▸ Given entries
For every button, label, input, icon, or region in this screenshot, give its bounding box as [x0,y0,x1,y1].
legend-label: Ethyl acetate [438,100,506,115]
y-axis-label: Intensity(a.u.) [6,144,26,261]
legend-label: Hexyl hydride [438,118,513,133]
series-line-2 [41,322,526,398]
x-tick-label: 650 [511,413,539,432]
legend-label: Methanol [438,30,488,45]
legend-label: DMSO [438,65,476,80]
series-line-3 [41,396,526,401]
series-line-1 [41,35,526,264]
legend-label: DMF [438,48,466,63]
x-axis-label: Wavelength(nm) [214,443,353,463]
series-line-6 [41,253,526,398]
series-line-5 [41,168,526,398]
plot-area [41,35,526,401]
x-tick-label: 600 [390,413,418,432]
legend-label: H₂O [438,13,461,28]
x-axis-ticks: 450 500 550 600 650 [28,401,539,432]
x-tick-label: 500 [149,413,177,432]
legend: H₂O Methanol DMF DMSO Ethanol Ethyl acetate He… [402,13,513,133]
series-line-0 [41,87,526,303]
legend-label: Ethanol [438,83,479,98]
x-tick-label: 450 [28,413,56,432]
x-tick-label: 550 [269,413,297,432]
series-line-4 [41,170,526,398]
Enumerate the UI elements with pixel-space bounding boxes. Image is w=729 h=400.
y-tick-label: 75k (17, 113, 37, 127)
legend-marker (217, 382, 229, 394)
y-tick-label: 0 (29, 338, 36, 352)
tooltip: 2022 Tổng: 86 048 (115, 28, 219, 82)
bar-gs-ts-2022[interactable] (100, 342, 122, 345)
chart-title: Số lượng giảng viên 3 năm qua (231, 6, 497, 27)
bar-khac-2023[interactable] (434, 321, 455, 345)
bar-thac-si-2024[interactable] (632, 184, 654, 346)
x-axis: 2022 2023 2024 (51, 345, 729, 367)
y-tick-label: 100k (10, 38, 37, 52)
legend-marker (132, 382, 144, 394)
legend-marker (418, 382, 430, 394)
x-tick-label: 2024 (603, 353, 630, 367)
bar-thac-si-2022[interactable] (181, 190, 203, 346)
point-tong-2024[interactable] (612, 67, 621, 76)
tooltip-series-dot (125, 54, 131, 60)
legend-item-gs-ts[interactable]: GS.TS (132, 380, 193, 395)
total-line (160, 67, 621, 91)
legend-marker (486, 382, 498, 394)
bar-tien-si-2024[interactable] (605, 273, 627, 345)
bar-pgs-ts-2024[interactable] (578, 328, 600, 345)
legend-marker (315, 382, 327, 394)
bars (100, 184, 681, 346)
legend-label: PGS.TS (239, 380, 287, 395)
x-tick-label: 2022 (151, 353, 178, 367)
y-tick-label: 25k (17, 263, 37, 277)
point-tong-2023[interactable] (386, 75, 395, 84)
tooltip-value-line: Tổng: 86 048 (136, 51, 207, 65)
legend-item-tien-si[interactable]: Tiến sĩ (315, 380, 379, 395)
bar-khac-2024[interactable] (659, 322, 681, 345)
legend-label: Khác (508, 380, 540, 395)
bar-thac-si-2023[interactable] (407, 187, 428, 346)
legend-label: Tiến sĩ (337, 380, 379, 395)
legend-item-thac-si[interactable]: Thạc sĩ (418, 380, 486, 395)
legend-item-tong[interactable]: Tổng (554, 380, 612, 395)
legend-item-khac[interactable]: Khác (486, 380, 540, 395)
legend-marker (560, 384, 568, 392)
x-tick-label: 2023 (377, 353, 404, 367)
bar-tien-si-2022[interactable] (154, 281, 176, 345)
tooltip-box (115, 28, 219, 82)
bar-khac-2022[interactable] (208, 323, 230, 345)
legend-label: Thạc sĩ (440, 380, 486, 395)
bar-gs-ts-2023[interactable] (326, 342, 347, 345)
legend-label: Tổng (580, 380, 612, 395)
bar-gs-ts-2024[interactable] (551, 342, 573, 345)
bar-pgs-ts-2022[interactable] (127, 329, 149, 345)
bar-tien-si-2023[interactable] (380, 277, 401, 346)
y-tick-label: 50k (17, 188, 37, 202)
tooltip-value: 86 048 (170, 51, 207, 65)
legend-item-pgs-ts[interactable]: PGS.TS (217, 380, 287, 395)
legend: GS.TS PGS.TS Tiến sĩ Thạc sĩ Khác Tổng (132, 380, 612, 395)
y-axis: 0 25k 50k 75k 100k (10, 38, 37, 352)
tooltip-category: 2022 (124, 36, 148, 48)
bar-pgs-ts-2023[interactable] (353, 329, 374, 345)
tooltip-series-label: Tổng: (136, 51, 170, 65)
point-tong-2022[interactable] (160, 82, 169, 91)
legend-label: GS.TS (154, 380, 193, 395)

▸ What to work on
Reproduce every line of the data above without any change.

▸ Answer
For every button, label, input, icon, or region in this screenshot, give its bounding box as [x0,y0,x1,y1].
legend-label: Ethyl acetate [438,100,506,115]
y-axis-label: Intensity(a.u.) [6,144,26,261]
legend-label: Hexyl hydride [438,118,513,133]
series-line-2 [41,322,526,398]
x-tick-label: 650 [511,413,539,432]
legend-label: Methanol [438,30,488,45]
legend-label: DMSO [438,65,476,80]
series-line-3 [41,396,526,401]
series-line-1 [41,35,526,264]
legend-label: DMF [438,48,466,63]
x-axis-label: Wavelength(nm) [214,443,353,463]
series-line-6 [41,253,526,398]
series-line-5 [41,168,526,398]
plot-area [41,35,526,401]
x-tick-label: 600 [390,413,418,432]
legend-label: H₂O [438,13,461,28]
x-axis-ticks: 450 500 550 600 650 [28,401,539,432]
x-tick-label: 500 [149,413,177,432]
legend: H₂O Methanol DMF DMSO Ethanol Ethyl acetate He… [402,13,513,133]
series-line-0 [41,87,526,303]
legend-label: Ethanol [438,83,479,98]
x-tick-label: 450 [28,413,56,432]
x-tick-label: 550 [269,413,297,432]
series-line-4 [41,170,526,398]
Enumerate the UI elements with pixel-space bounding boxes. Image is w=729 h=400.
y-tick-label: 75k (17, 113, 37, 127)
legend-marker (217, 382, 229, 394)
y-tick-label: 0 (29, 338, 36, 352)
tooltip: 2022 Tổng: 86 048 (115, 28, 219, 82)
bar-gs-ts-2022[interactable] (100, 342, 122, 345)
chart-title: Số lượng giảng viên 3 năm qua (231, 6, 497, 27)
bar-khac-2023[interactable] (434, 321, 455, 345)
bar-thac-si-2024[interactable] (632, 184, 654, 346)
x-axis: 2022 2023 2024 (51, 345, 729, 367)
y-tick-label: 100k (10, 38, 37, 52)
legend-marker (132, 382, 144, 394)
legend-marker (418, 382, 430, 394)
x-tick-label: 2024 (603, 353, 630, 367)
bar-thac-si-2022[interactable] (181, 190, 203, 346)
point-tong-2024[interactable] (612, 67, 621, 76)
tooltip-series-dot (125, 54, 131, 60)
legend-item-gs-ts[interactable]: GS.TS (132, 380, 193, 395)
total-line (160, 67, 621, 91)
legend-marker (486, 382, 498, 394)
bar-tien-si-2024[interactable] (605, 273, 627, 345)
bar-pgs-ts-2024[interactable] (578, 328, 600, 345)
legend-marker (315, 382, 327, 394)
bars (100, 184, 681, 346)
legend-label: PGS.TS (239, 380, 287, 395)
x-tick-label: 2022 (151, 353, 178, 367)
y-tick-label: 25k (17, 263, 37, 277)
point-tong-2023[interactable] (386, 75, 395, 84)
tooltip-value-line: Tổng: 86 048 (136, 51, 207, 65)
legend-item-tien-si[interactable]: Tiến sĩ (315, 380, 379, 395)
bar-khac-2024[interactable] (659, 322, 681, 345)
legend-label: Khác (508, 380, 540, 395)
bar-thac-si-2023[interactable] (407, 187, 428, 346)
legend-label: Tiến sĩ (337, 380, 379, 395)
legend-item-thac-si[interactable]: Thạc sĩ (418, 380, 486, 395)
legend-item-tong[interactable]: Tổng (554, 380, 612, 395)
legend-item-khac[interactable]: Khác (486, 380, 540, 395)
legend-marker (560, 384, 568, 392)
x-tick-label: 2023 (377, 353, 404, 367)
bar-tien-si-2022[interactable] (154, 281, 176, 345)
tooltip-box (115, 28, 219, 82)
bar-khac-2022[interactable] (208, 323, 230, 345)
legend-label: Thạc sĩ (440, 380, 486, 395)
bar-gs-ts-2023[interactable] (326, 342, 347, 345)
legend-label: Tổng (580, 380, 612, 395)
bar-gs-ts-2024[interactable] (551, 342, 573, 345)
bar-pgs-ts-2022[interactable] (127, 329, 149, 345)
bar-tien-si-2023[interactable] (380, 277, 401, 346)
y-tick-label: 50k (17, 188, 37, 202)
tooltip-value: 86 048 (170, 51, 207, 65)
legend-item-pgs-ts[interactable]: PGS.TS (217, 380, 287, 395)
legend: GS.TS PGS.TS Tiến sĩ Thạc sĩ Khác Tổng (132, 380, 612, 395)
y-axis: 0 25k 50k 75k 100k (10, 38, 37, 352)
tooltip-category: 2022 (124, 36, 148, 48)
bar-pgs-ts-2023[interactable] (353, 329, 374, 345)
tooltip-series-label: Tổng: (136, 51, 170, 65)
point-tong-2022[interactable] (160, 82, 169, 91)
legend-label: GS.TS (154, 380, 193, 395)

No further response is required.